# REQUIREMENTS
Pull every "this" line out of the data below.

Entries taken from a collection
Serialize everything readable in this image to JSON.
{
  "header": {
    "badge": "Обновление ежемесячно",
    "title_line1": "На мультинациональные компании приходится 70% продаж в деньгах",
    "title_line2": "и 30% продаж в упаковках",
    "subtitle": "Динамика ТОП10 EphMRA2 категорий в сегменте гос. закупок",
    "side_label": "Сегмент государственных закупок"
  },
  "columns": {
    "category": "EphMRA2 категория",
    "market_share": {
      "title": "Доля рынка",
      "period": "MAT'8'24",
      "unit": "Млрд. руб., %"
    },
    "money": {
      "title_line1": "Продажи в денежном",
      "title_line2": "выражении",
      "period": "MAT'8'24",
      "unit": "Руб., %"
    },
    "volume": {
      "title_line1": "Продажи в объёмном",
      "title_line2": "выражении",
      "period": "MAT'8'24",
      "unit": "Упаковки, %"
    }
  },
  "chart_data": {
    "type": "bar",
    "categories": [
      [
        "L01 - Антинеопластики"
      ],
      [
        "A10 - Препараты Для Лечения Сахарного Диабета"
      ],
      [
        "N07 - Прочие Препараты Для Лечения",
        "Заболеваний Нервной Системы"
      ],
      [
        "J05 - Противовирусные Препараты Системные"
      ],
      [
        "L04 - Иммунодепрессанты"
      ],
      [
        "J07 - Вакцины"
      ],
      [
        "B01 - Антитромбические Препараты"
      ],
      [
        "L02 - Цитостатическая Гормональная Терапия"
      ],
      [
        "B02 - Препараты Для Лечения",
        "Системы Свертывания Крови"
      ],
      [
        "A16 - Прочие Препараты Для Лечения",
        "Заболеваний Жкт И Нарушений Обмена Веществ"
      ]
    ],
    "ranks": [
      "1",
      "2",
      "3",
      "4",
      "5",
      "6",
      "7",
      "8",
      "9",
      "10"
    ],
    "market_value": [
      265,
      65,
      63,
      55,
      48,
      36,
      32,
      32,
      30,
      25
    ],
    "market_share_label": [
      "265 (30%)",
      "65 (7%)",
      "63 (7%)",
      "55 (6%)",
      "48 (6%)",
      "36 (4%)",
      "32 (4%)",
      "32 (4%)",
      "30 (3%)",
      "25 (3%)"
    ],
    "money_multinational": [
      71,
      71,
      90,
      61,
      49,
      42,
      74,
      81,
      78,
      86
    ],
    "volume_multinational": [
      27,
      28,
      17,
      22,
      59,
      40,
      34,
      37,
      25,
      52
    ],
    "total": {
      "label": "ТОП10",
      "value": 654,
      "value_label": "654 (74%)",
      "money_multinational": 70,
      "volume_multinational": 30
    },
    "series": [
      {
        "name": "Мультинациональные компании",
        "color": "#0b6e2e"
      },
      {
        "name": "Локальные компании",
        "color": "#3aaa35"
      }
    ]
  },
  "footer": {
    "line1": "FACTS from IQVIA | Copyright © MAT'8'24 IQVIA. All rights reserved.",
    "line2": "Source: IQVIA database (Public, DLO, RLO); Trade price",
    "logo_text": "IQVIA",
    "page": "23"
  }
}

==

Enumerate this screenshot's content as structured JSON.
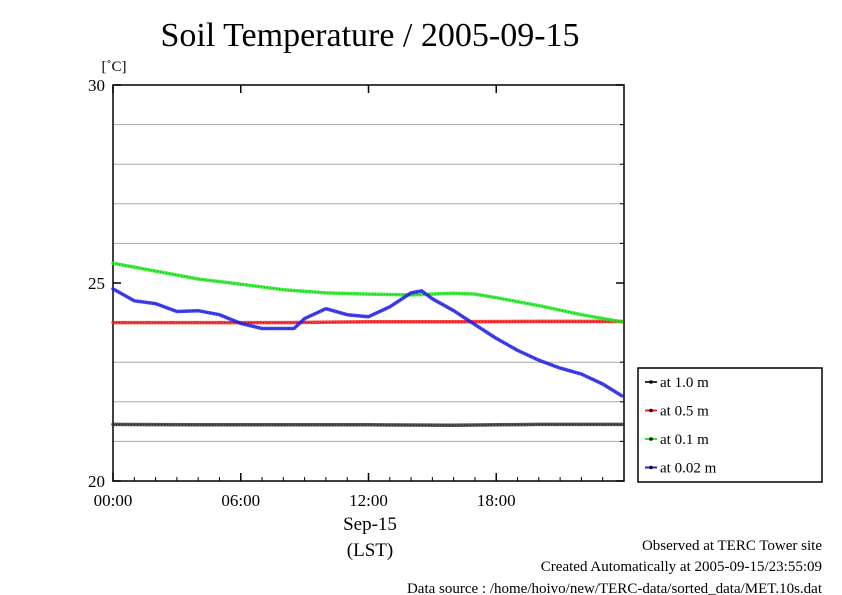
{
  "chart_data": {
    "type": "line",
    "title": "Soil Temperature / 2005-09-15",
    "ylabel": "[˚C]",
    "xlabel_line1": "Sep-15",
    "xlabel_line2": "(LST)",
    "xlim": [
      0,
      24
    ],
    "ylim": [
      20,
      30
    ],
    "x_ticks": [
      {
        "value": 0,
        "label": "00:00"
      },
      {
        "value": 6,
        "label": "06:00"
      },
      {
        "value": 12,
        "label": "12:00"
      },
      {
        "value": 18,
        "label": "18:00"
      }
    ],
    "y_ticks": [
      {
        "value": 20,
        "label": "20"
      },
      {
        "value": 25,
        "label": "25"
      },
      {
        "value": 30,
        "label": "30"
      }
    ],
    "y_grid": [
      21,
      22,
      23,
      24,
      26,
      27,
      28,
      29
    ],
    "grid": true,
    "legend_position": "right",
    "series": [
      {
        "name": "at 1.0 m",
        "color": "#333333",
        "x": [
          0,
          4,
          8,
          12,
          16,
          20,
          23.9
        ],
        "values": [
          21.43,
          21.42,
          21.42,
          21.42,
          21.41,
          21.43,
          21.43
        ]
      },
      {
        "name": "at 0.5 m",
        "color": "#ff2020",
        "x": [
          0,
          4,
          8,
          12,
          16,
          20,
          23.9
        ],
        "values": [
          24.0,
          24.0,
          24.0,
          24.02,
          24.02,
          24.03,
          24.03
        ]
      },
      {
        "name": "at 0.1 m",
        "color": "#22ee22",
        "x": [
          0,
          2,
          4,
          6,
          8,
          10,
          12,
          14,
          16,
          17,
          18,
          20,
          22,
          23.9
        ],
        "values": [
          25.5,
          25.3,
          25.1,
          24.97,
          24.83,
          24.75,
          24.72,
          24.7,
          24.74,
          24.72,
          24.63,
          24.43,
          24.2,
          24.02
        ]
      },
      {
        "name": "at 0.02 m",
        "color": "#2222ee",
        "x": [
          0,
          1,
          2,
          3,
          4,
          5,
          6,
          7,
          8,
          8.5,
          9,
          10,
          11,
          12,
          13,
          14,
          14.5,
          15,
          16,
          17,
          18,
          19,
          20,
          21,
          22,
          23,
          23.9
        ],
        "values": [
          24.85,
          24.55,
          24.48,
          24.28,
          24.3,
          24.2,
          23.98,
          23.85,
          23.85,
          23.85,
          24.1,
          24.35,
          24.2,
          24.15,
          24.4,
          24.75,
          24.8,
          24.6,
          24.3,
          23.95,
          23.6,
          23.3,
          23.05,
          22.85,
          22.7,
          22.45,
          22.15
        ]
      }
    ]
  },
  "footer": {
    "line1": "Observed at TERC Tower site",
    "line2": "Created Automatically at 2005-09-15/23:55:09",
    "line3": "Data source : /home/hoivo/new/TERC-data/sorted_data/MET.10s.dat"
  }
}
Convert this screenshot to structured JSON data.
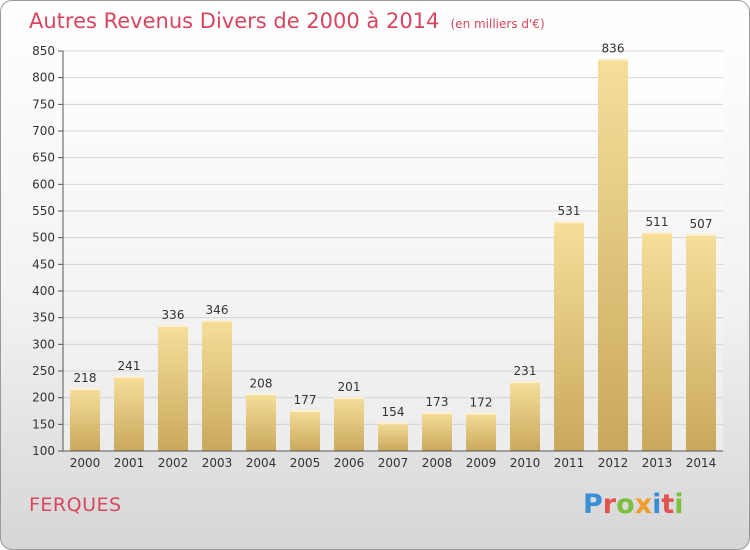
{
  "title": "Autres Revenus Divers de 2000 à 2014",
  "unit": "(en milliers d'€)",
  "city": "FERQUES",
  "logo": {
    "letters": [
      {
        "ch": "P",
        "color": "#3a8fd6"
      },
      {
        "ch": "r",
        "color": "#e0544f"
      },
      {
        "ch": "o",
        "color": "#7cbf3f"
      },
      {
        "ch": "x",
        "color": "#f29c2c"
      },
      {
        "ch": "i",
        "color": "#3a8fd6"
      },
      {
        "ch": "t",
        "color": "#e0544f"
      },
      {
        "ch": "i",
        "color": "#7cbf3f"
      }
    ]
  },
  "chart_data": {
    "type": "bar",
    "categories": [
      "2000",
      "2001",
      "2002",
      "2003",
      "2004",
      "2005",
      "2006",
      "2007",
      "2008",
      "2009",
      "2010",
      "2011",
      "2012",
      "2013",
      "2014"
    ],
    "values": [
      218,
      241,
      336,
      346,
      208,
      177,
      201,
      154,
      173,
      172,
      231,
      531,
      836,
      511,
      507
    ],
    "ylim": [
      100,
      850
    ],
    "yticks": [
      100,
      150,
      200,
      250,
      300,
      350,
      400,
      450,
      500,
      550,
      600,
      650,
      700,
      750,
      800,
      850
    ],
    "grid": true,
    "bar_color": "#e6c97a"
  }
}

...

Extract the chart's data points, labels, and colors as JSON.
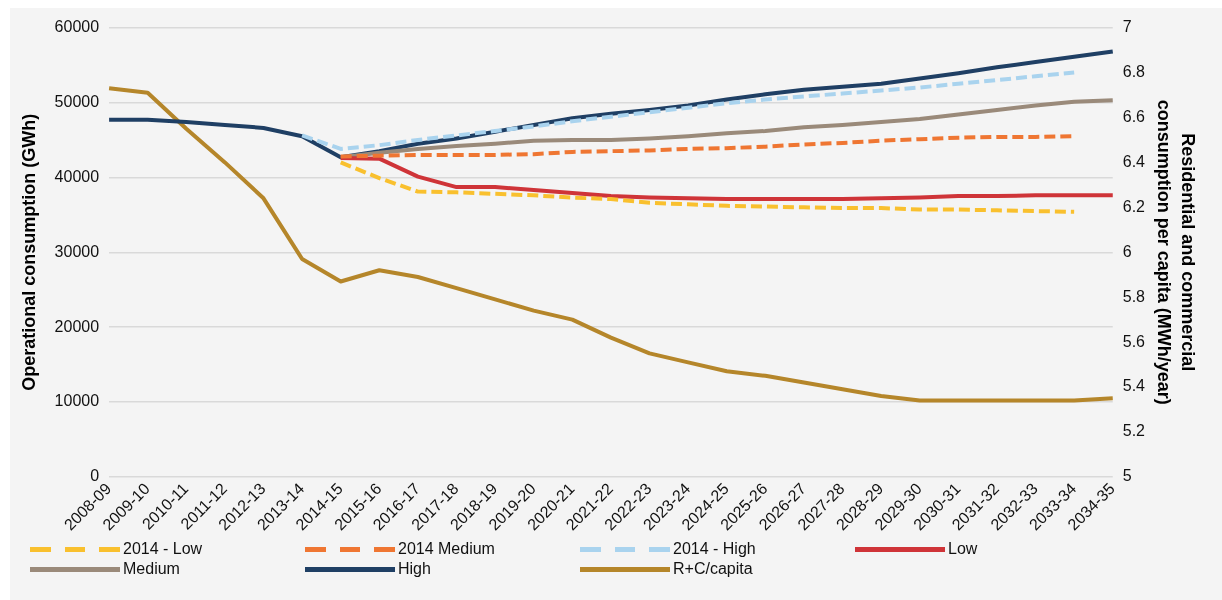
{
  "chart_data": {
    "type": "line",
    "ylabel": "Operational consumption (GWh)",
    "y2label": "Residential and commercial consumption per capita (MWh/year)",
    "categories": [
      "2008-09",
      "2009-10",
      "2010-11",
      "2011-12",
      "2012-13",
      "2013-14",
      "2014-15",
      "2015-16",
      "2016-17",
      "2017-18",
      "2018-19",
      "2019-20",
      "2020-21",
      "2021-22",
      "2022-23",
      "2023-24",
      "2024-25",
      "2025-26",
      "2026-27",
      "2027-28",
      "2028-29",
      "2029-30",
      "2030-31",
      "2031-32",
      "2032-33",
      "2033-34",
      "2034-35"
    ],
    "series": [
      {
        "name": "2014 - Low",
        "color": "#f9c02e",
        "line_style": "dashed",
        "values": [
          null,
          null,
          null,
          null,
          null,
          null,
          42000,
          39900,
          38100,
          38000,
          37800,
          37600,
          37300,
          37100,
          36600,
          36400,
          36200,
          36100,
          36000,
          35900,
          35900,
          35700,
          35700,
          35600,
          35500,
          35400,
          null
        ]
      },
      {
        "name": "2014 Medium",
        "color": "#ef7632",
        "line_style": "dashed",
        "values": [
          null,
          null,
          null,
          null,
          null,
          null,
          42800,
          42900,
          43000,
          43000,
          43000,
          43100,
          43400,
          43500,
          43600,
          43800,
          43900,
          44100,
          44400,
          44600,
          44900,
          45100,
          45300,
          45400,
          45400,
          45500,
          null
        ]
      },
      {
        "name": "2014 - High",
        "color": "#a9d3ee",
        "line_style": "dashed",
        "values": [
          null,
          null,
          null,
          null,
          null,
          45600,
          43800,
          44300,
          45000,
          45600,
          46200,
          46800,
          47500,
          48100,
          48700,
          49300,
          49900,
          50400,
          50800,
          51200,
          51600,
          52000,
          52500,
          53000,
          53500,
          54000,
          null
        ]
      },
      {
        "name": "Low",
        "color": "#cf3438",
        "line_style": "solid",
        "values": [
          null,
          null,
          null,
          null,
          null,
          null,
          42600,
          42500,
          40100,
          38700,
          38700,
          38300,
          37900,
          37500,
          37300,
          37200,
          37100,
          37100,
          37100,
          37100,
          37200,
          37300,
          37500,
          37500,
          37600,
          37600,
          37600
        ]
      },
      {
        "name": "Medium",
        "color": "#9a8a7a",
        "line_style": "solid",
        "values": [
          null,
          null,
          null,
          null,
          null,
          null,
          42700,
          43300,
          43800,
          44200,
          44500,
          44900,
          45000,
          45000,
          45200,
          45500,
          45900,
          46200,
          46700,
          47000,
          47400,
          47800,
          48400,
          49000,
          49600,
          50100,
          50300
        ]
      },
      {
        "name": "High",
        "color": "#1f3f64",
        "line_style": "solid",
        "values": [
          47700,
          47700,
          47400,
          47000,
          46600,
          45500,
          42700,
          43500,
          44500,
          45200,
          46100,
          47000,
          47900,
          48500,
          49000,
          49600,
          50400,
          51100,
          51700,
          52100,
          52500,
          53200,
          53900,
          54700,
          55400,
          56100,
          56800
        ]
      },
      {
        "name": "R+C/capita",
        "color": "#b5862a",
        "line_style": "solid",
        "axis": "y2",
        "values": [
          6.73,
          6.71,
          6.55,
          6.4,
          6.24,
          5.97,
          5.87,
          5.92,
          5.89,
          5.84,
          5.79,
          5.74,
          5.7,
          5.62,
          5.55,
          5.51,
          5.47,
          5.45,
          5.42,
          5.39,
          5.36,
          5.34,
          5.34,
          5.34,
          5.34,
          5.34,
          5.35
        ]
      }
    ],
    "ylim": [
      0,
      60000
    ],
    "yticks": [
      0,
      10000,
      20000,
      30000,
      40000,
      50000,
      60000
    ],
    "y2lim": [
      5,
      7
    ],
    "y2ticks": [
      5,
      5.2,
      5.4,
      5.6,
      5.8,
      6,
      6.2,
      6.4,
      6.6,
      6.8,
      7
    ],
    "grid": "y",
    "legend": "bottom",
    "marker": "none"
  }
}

# EXERCISE SOLUTION
Serialize everything readable in this image to JSON.
Enumerate this screenshot's content as structured JSON.
Convert this screenshot to structured JSON data.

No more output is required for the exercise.